**Problem to work on:**
Your job is to retype all of the data word for word, leaving every image out.

**Records to use:**
•••••

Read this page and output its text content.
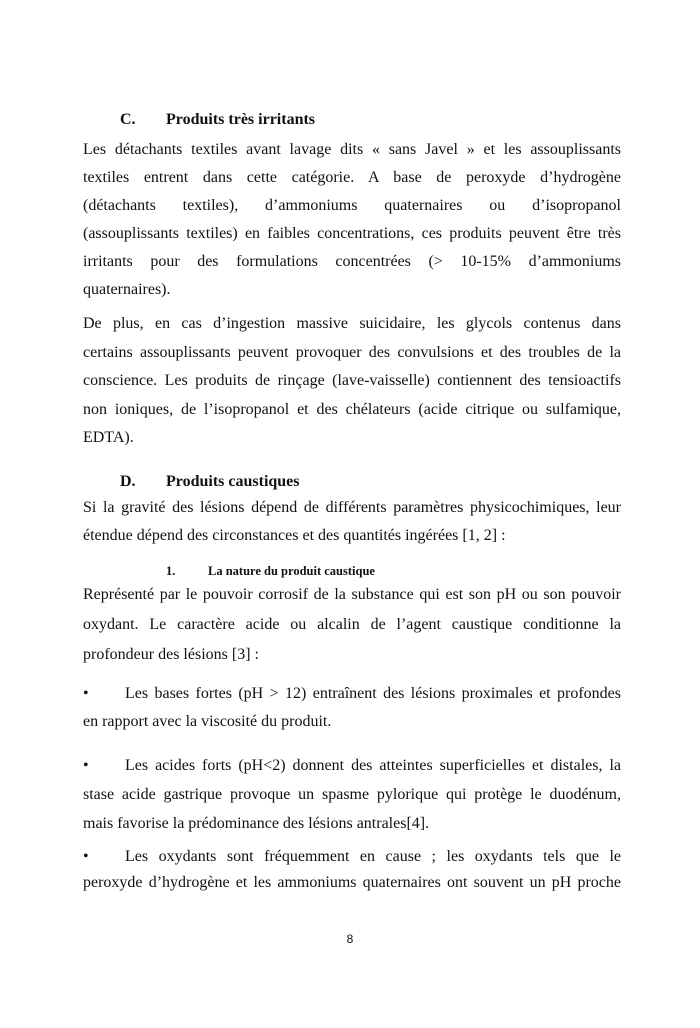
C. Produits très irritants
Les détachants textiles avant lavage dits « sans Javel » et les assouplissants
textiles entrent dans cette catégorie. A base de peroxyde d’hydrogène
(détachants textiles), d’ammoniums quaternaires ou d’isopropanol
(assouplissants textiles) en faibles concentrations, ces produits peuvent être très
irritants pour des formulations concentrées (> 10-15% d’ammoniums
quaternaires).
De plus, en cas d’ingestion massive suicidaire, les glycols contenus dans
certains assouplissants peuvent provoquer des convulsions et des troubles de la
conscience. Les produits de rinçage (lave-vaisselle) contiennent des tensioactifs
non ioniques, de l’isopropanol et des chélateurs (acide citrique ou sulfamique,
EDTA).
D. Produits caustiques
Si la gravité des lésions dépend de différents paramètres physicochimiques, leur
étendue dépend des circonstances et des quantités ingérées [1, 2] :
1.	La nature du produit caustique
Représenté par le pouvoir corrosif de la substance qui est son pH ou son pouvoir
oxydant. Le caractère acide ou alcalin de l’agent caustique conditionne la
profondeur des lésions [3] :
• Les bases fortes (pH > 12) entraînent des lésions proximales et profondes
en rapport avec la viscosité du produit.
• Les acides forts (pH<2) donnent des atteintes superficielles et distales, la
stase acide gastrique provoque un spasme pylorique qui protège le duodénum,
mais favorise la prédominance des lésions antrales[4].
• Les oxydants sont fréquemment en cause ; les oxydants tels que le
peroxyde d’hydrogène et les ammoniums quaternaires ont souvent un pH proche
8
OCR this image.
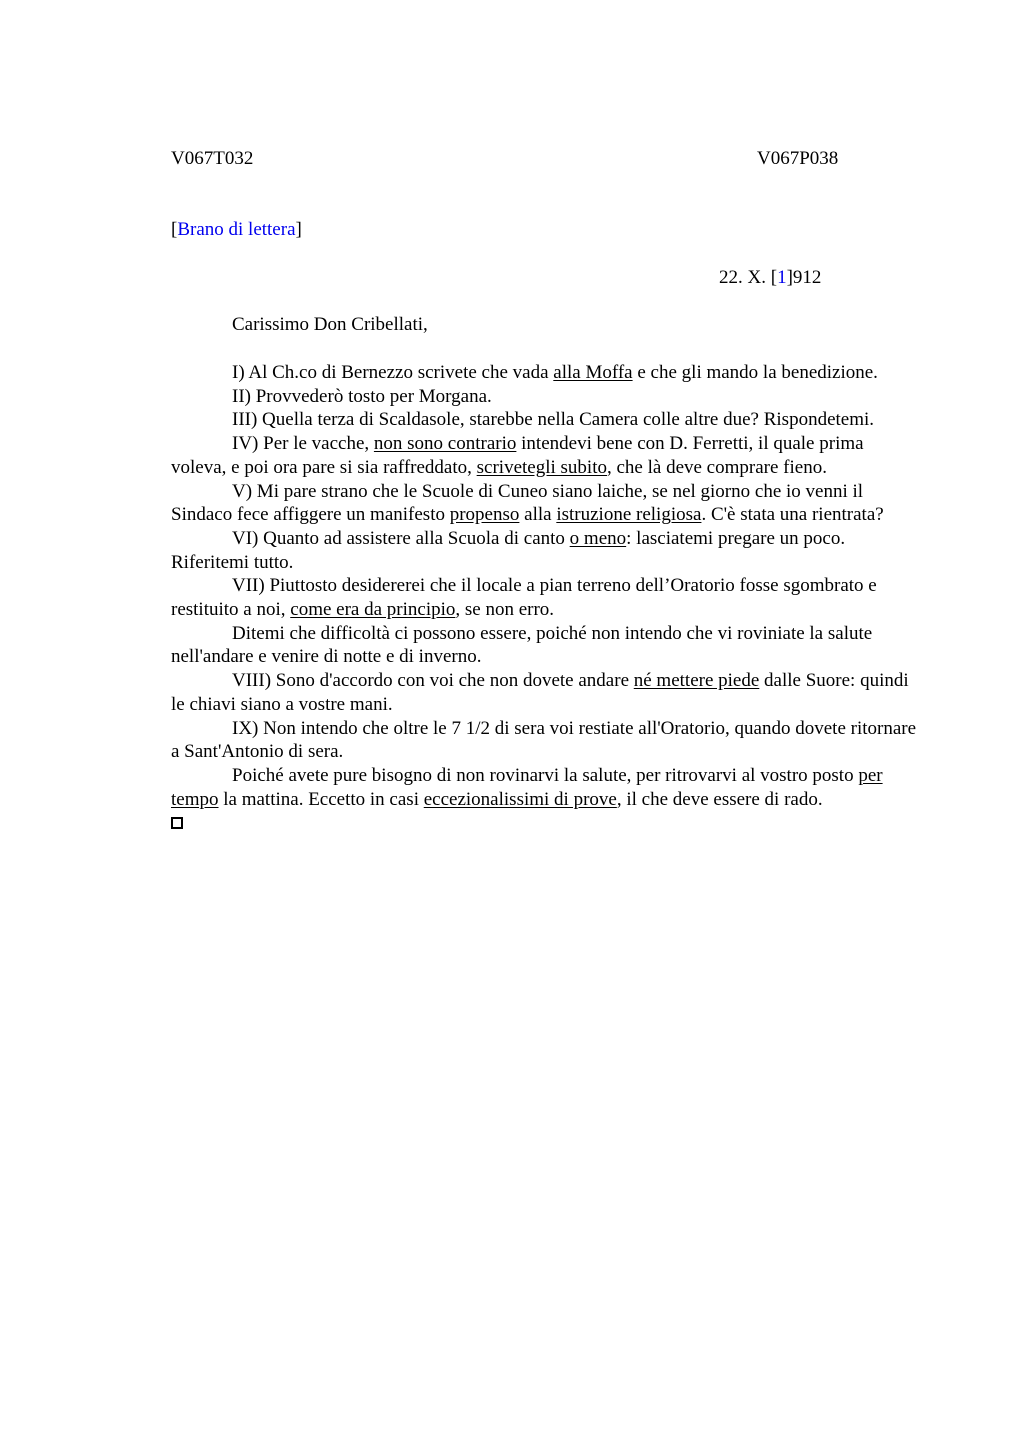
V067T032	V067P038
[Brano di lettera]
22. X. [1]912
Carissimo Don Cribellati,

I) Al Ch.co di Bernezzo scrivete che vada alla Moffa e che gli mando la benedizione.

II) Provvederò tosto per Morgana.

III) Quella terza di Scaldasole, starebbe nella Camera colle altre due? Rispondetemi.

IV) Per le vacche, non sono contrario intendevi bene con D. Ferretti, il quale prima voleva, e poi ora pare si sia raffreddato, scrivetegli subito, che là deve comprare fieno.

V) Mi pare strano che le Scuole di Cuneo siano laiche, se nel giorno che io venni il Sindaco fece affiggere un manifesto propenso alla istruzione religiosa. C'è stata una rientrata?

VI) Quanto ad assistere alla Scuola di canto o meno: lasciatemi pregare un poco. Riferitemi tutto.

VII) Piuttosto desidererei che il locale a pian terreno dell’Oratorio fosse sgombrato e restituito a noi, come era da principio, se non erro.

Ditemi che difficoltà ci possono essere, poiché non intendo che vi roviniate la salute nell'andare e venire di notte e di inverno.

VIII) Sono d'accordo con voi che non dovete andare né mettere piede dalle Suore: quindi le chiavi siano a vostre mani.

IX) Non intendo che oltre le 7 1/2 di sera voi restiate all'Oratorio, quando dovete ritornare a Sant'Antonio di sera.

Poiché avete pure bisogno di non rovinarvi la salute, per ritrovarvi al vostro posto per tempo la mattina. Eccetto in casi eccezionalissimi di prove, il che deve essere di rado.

•••••

**Response for this exercise:**
Read this page and output its text content.
C. Produits très irritants
Les détachants textiles avant lavage dits « sans Javel » et les assouplissants
textiles entrent dans cette catégorie. A base de peroxyde d’hydrogène
(détachants textiles), d’ammoniums quaternaires ou d’isopropanol
(assouplissants textiles) en faibles concentrations, ces produits peuvent être très
irritants pour des formulations concentrées (> 10-15% d’ammoniums
quaternaires).
De plus, en cas d’ingestion massive suicidaire, les glycols contenus dans
certains assouplissants peuvent provoquer des convulsions et des troubles de la
conscience. Les produits de rinçage (lave-vaisselle) contiennent des tensioactifs
non ioniques, de l’isopropanol et des chélateurs (acide citrique ou sulfamique,
EDTA).
D. Produits caustiques
Si la gravité des lésions dépend de différents paramètres physicochimiques, leur
étendue dépend des circonstances et des quantités ingérées [1, 2] :
1.	La nature du produit caustique
Représenté par le pouvoir corrosif de la substance qui est son pH ou son pouvoir
oxydant. Le caractère acide ou alcalin de l’agent caustique conditionne la
profondeur des lésions [3] :
• Les bases fortes (pH > 12) entraînent des lésions proximales et profondes
en rapport avec la viscosité du produit.
• Les acides forts (pH<2) donnent des atteintes superficielles et distales, la
stase acide gastrique provoque un spasme pylorique qui protège le duodénum,
mais favorise la prédominance des lésions antrales[4].
• Les oxydants sont fréquemment en cause ; les oxydants tels que le
peroxyde d’hydrogène et les ammoniums quaternaires ont souvent un pH proche
8
OCR this image.
V067T032	V067P038
[Brano di lettera]
22. X. [1]912
Carissimo Don Cribellati,

I) Al Ch.co di Bernezzo scrivete che vada alla Moffa e che gli mando la benedizione.

II) Provvederò tosto per Morgana.

III) Quella terza di Scaldasole, starebbe nella Camera colle altre due? Rispondetemi.

IV) Per le vacche, non sono contrario intendevi bene con D. Ferretti, il quale prima voleva, e poi ora pare si sia raffreddato, scrivetegli subito, che là deve comprare fieno.

V) Mi pare strano che le Scuole di Cuneo siano laiche, se nel giorno che io venni il Sindaco fece affiggere un manifesto propenso alla istruzione religiosa. C'è stata una rientrata?

VI) Quanto ad assistere alla Scuola di canto o meno: lasciatemi pregare un poco. Riferitemi tutto.

VII) Piuttosto desidererei che il locale a pian terreno dell’Oratorio fosse sgombrato e restituito a noi, come era da principio, se non erro.

Ditemi che difficoltà ci possono essere, poiché non intendo che vi roviniate la salute nell'andare e venire di notte e di inverno.

VIII) Sono d'accordo con voi che non dovete andare né mettere piede dalle Suore: quindi le chiavi siano a vostre mani.

IX) Non intendo che oltre le 7 1/2 di sera voi restiate all'Oratorio, quando dovete ritornare a Sant'Antonio di sera.

Poiché avete pure bisogno di non rovinarvi la salute, per ritrovarvi al vostro posto per tempo la mattina. Eccetto in casi eccezionalissimi di prove, il che deve essere di rado.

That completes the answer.